(Material supplied):

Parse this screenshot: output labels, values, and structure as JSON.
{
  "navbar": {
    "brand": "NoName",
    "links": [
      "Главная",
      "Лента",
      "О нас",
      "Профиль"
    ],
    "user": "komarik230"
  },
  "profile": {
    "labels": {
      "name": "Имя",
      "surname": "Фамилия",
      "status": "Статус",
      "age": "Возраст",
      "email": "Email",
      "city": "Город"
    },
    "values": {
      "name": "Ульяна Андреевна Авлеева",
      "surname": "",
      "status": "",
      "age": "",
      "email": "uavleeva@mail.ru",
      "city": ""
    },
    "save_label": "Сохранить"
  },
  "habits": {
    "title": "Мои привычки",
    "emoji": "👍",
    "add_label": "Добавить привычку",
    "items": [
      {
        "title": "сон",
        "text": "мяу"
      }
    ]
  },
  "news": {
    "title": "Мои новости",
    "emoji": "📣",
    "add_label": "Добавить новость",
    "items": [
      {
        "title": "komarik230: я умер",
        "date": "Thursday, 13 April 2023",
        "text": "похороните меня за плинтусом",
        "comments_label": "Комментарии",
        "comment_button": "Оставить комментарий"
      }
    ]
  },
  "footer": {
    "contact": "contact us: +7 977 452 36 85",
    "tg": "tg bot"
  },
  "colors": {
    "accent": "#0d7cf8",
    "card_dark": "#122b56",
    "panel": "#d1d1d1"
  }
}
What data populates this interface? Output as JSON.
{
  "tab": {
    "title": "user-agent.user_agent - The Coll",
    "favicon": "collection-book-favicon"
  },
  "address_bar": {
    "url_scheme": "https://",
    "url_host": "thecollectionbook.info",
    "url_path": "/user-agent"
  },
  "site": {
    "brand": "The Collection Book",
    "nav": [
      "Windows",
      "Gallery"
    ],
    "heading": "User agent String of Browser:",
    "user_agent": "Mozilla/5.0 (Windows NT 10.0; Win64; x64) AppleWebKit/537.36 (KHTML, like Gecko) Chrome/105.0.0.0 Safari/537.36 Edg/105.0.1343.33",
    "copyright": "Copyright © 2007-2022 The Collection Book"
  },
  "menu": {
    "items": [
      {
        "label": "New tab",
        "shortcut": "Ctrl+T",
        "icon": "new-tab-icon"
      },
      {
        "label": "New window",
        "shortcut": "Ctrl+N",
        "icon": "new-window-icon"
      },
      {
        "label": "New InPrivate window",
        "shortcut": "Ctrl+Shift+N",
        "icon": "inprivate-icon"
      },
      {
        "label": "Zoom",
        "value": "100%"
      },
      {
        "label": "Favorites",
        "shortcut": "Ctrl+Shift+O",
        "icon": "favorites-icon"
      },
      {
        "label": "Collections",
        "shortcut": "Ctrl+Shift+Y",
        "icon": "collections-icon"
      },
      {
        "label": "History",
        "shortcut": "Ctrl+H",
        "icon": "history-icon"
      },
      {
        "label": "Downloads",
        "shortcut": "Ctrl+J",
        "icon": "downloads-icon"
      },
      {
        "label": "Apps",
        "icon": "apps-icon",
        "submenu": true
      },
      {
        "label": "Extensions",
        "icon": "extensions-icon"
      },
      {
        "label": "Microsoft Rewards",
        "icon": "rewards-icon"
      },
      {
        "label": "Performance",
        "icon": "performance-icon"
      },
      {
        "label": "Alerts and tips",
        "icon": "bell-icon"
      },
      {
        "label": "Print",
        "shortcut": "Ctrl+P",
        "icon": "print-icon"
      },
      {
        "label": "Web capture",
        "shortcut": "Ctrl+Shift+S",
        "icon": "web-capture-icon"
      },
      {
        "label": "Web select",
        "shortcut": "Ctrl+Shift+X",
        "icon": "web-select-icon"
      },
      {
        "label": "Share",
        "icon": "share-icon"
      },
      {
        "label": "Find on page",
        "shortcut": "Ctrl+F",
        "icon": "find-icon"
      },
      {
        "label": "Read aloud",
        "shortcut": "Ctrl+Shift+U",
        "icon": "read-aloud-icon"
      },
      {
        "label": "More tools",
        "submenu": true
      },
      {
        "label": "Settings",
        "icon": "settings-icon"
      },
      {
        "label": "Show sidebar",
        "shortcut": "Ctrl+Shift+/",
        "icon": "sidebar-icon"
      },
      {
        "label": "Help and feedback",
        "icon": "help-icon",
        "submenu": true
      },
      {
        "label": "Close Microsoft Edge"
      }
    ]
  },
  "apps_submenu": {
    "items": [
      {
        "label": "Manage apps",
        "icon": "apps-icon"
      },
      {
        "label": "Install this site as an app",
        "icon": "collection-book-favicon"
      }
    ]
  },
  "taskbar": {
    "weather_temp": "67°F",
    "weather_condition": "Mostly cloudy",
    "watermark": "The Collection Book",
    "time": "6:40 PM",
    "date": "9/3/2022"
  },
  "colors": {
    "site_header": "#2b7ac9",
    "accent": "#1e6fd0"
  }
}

(Problem description): Give the entries once more, exactly as they appear.

(Solution to this problem):
Parse this screenshot: output labels, values, and structure as JSON.
{
  "navbar": {
    "brand": "NoName",
    "links": [
      "Главная",
      "Лента",
      "О нас",
      "Профиль"
    ],
    "user": "komarik230"
  },
  "profile": {
    "labels": {
      "name": "Имя",
      "surname": "Фамилия",
      "status": "Статус",
      "age": "Возраст",
      "email": "Email",
      "city": "Город"
    },
    "values": {
      "name": "Ульяна Андреевна Авлеева",
      "surname": "",
      "status": "",
      "age": "",
      "email": "uavleeva@mail.ru",
      "city": ""
    },
    "save_label": "Сохранить"
  },
  "habits": {
    "title": "Мои привычки",
    "emoji": "👍",
    "add_label": "Добавить привычку",
    "items": [
      {
        "title": "сон",
        "text": "мяу"
      }
    ]
  },
  "news": {
    "title": "Мои новости",
    "emoji": "📣",
    "add_label": "Добавить новость",
    "items": [
      {
        "title": "komarik230: я умер",
        "date": "Thursday, 13 April 2023",
        "text": "похороните меня за плинтусом",
        "comments_label": "Комментарии",
        "comment_button": "Оставить комментарий"
      }
    ]
  },
  "footer": {
    "contact": "contact us: +7 977 452 36 85",
    "tg": "tg bot"
  },
  "colors": {
    "accent": "#0d7cf8",
    "card_dark": "#122b56",
    "panel": "#d1d1d1"
  }
}
What data populates this interface? Output as JSON.
{
  "tab": {
    "title": "user-agent.user_agent - The Coll",
    "favicon": "collection-book-favicon"
  },
  "address_bar": {
    "url_scheme": "https://",
    "url_host": "thecollectionbook.info",
    "url_path": "/user-agent"
  },
  "site": {
    "brand": "The Collection Book",
    "nav": [
      "Windows",
      "Gallery"
    ],
    "heading": "User agent String of Browser:",
    "user_agent": "Mozilla/5.0 (Windows NT 10.0; Win64; x64) AppleWebKit/537.36 (KHTML, like Gecko) Chrome/105.0.0.0 Safari/537.36 Edg/105.0.1343.33",
    "copyright": "Copyright © 2007-2022 The Collection Book"
  },
  "menu": {
    "items": [
      {
        "label": "New tab",
        "shortcut": "Ctrl+T",
        "icon": "new-tab-icon"
      },
      {
        "label": "New window",
        "shortcut": "Ctrl+N",
        "icon": "new-window-icon"
      },
      {
        "label": "New InPrivate window",
        "shortcut": "Ctrl+Shift+N",
        "icon": "inprivate-icon"
      },
      {
        "label": "Zoom",
        "value": "100%"
      },
      {
        "label": "Favorites",
        "shortcut": "Ctrl+Shift+O",
        "icon": "favorites-icon"
      },
      {
        "label": "Collections",
        "shortcut": "Ctrl+Shift+Y",
        "icon": "collections-icon"
      },
      {
        "label": "History",
        "shortcut": "Ctrl+H",
        "icon": "history-icon"
      },
      {
        "label": "Downloads",
        "shortcut": "Ctrl+J",
        "icon": "downloads-icon"
      },
      {
        "label": "Apps",
        "icon": "apps-icon",
        "submenu": true
      },
      {
        "label": "Extensions",
        "icon": "extensions-icon"
      },
      {
        "label": "Microsoft Rewards",
        "icon": "rewards-icon"
      },
      {
        "label": "Performance",
        "icon": "performance-icon"
      },
      {
        "label": "Alerts and tips",
        "icon": "bell-icon"
      },
      {
        "label": "Print",
        "shortcut": "Ctrl+P",
        "icon": "print-icon"
      },
      {
        "label": "Web capture",
        "shortcut": "Ctrl+Shift+S",
        "icon": "web-capture-icon"
      },
      {
        "label": "Web select",
        "shortcut": "Ctrl+Shift+X",
        "icon": "web-select-icon"
      },
      {
        "label": "Share",
        "icon": "share-icon"
      },
      {
        "label": "Find on page",
        "shortcut": "Ctrl+F",
        "icon": "find-icon"
      },
      {
        "label": "Read aloud",
        "shortcut": "Ctrl+Shift+U",
        "icon": "read-aloud-icon"
      },
      {
        "label": "More tools",
        "submenu": true
      },
      {
        "label": "Settings",
        "icon": "settings-icon"
      },
      {
        "label": "Show sidebar",
        "shortcut": "Ctrl+Shift+/",
        "icon": "sidebar-icon"
      },
      {
        "label": "Help and feedback",
        "icon": "help-icon",
        "submenu": true
      },
      {
        "label": "Close Microsoft Edge"
      }
    ]
  },
  "apps_submenu": {
    "items": [
      {
        "label": "Manage apps",
        "icon": "apps-icon"
      },
      {
        "label": "Install this site as an app",
        "icon": "collection-book-favicon"
      }
    ]
  },
  "taskbar": {
    "weather_temp": "67°F",
    "weather_condition": "Mostly cloudy",
    "watermark": "The Collection Book",
    "time": "6:40 PM",
    "date": "9/3/2022"
  },
  "colors": {
    "site_header": "#2b7ac9",
    "accent": "#1e6fd0"
  }
}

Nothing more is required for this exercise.